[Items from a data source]
.....
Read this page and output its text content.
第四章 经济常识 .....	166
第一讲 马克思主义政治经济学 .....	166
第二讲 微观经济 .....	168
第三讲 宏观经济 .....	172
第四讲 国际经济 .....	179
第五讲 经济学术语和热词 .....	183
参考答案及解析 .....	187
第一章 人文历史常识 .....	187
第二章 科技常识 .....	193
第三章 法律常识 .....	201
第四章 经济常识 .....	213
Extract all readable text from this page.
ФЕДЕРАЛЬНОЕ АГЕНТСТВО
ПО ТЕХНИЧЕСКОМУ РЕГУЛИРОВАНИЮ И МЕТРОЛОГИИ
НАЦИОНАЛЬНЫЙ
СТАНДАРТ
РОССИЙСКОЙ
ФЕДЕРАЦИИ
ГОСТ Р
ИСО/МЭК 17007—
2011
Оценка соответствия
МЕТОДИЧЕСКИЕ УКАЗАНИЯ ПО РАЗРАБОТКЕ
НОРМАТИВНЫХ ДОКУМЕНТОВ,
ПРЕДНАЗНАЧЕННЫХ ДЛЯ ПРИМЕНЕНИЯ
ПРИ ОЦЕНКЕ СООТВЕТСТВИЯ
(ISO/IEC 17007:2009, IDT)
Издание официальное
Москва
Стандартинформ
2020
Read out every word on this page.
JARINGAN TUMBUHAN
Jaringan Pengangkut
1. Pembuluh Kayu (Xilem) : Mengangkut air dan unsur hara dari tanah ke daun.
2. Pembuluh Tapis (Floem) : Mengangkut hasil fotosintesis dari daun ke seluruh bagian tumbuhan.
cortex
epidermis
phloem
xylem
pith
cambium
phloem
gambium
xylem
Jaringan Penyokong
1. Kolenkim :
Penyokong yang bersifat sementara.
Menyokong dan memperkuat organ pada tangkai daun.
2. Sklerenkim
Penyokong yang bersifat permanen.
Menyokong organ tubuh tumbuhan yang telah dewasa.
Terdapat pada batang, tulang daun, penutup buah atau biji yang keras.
.....
:: Short task ::
Pick each line holding the word "bersifat" out of the data and copy it.

:: In response ::
Penyokong yang bersifat sementara.
Penyokong yang bersifat permanen.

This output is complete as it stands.